*ИСХОДНЫЙ ТЕКСТ*
"""
Сначала надо вырасти

Андрюшу Жданова может спасти только чужой костный мозг

У этого тринадцатилетнего мальчика миелодиспластический синдром. Лейкоз, который развивается из такой болезни, особенно трудно поддается лечению. К несчастью, у Андрея нет совместимого родственного донора, и здоровый костный мозг надо искать в международном регистре. Это обойдется в €15 тыс., а госбюджет такой поиск не оплачивает. Как не оплачивает он пока и лекарства, которые сопровождают пересадку чужого мозга.

Ольга, Андрюшина мама, казнит себя: упустила момент, когда у сына проявились первые признаки болезни. В то время дочке было всего три месяца, а родилась она больной. Вот и приходилось Ольге разрываться между Таней, которая лежала в больнице, и Андрюшей, который жаловался на самочувствие и не хотел ходить в школу. Ольга думала, что сын хитрит, даже прикрикнула на него. А он вдруг потерял сознание. Когда сдали анализы, выяснилось, что гемоглобин в крови в четыре раза ниже нормы, и это было признаком лейкоза. Потом выяснилось, что у Андрея пока еще апластическая анемия.

Ольга казнит себя напрасно, болезнь шла к ее сыну постепенно и незаметно. Да и посмотришь на мальчика — ни за что не заподозришь, что болен. Когда я пришел к Ждановым, у Андрея температура была под 39, а он, крепкий и коренастый, улыбался.

— Такой характер,— сказала мне Ольга,— даже когда больно, когда уже слезы в глазах, а он все улыбается.

Сейчас он улыбается, глядя на сестренку, она ему очень нравится.

В марте этого года Андрюшу положили в отделение химиотерапии лейкозов 1-й детской горбольницы Санкт-Петербурга. Тогда очень помог его отец, с которым Ольга в разводе. Именно отец лежал с мальчиком в больнице, а мама занималась малышкой.

— Врачи нам говорили,— вспоминает Ольга,— что апластическую анемию вылечить можно, но все зависит от того, как отреагирует организм. Сначала казалось, что он реагировал хорошо. А потом анализы снова стали плохими, и пошло переливание за переливанием, и врачи сказали, что болезнь перешла в неизлечимый миелодиспластический синдром.
"""
*ИСХОДНЫЕ ДАННЫЕ*
"""
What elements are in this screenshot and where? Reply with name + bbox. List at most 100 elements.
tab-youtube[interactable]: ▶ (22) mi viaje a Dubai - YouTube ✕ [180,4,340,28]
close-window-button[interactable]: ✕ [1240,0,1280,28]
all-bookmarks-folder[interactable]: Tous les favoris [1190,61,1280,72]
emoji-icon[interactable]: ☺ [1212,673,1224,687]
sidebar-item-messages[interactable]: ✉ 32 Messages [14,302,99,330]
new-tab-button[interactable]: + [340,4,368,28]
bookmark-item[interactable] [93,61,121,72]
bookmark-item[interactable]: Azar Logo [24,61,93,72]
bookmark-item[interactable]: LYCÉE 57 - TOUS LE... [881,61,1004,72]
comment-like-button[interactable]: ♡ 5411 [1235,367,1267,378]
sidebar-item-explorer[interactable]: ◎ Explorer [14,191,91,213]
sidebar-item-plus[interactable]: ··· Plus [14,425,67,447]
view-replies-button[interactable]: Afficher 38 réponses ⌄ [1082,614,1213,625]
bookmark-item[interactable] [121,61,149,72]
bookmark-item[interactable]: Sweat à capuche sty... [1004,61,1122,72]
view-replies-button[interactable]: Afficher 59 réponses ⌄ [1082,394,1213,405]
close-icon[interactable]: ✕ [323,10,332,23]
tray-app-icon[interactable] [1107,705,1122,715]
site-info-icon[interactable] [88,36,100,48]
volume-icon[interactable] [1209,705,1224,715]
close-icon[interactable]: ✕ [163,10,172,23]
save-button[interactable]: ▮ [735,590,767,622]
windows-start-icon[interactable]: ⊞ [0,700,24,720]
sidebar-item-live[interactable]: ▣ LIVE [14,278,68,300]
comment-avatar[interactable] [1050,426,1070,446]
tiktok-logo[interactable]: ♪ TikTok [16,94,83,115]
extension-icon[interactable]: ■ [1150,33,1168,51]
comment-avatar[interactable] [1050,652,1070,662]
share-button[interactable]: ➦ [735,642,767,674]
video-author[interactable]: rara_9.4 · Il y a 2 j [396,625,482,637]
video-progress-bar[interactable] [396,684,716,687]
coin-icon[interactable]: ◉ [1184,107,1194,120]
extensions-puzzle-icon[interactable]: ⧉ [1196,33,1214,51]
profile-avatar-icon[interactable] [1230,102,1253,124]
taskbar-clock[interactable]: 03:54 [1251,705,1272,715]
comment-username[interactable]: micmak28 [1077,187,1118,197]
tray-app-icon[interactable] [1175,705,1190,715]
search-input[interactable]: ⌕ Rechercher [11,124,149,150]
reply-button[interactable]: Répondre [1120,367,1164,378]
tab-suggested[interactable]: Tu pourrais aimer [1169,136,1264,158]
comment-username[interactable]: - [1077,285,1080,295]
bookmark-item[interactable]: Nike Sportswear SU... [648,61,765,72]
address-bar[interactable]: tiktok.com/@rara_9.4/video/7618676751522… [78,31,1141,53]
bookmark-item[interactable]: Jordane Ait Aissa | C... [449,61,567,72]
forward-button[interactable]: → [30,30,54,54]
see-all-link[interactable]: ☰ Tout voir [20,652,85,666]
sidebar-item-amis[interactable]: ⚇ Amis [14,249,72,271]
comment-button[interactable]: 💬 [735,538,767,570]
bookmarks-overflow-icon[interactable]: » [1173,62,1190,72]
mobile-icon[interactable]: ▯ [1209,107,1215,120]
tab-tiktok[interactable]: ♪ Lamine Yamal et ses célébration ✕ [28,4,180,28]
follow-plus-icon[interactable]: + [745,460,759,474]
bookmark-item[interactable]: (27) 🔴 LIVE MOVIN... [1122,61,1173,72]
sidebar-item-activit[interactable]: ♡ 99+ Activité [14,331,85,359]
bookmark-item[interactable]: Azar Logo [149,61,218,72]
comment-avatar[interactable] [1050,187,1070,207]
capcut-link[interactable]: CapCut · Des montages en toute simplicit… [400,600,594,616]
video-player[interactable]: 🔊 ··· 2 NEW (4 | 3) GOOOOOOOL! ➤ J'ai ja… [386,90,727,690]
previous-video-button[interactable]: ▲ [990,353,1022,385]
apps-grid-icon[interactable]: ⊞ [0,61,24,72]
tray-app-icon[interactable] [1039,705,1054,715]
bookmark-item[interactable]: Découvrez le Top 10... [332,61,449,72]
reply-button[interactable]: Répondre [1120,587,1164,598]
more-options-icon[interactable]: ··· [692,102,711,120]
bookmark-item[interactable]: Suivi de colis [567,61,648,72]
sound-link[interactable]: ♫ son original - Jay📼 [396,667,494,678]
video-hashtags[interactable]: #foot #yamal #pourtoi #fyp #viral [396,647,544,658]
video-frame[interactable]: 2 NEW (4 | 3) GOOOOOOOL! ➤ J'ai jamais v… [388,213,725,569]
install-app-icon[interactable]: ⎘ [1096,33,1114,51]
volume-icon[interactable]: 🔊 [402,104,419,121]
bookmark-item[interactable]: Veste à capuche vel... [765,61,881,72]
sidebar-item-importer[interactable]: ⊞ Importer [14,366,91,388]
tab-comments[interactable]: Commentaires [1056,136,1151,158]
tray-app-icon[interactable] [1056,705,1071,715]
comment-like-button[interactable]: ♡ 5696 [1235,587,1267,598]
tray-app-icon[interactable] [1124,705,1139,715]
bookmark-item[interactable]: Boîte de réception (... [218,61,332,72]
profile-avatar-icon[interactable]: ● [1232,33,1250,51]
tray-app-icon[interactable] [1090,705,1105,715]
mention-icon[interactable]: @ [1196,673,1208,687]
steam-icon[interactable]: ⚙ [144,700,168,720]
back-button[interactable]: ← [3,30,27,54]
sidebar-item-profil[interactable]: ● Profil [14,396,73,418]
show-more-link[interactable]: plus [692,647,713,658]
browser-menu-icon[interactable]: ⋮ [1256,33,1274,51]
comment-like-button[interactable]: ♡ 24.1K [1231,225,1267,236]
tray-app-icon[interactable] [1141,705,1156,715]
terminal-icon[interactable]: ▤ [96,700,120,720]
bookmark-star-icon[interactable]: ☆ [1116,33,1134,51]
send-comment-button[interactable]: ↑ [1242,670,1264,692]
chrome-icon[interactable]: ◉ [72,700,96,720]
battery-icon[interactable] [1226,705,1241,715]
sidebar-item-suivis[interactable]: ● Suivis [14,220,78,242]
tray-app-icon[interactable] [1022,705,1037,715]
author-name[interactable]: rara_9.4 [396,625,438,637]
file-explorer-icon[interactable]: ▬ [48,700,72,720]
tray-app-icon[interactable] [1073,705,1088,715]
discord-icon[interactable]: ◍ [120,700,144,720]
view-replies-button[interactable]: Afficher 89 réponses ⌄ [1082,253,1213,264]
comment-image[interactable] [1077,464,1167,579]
"""
*СПИСОК ЗАДАНИЙ*
- a) Назовите все болезни, которые упомянуты в заметке об Андрюше Жданове.
- b) Перепишите без изменений отрывок из заметки об Андрюше Жданове: начните с места со словами «Сейчас он улыбается, глядя» и остановитесь после слов «неизлечимый миелодиспластический синдром.».

*ОЖИДАЕМЫЕ ОТВЕТЫ*
- a) миелодиспластический синдром, лейкоз, апластическая анемия

- b)
Сейчас он улыбается, глядя на сестренку, она ему очень нравится.

В марте этого года Андрюшу положили в отделение химиотерапии лейкозов 1-й детской горбольницы Санкт-Петербурга. Тогда очень помог его отец, с которым Ольга в разводе. Именно отец лежал с мальчиком в больнице, а мама занималась малышкой.

— Врачи нам говорили,— вспоминает Ольга,— что апластическую анемию вылечить можно, но все зависит от того, как отреагирует организм. Сначала казалось, что он реагировал хорошо. А потом анализы снова стали плохими, и пошло переливание за переливанием, и врачи сказали, что болезнь перешла в неизлечимый миелодиспластический синдром.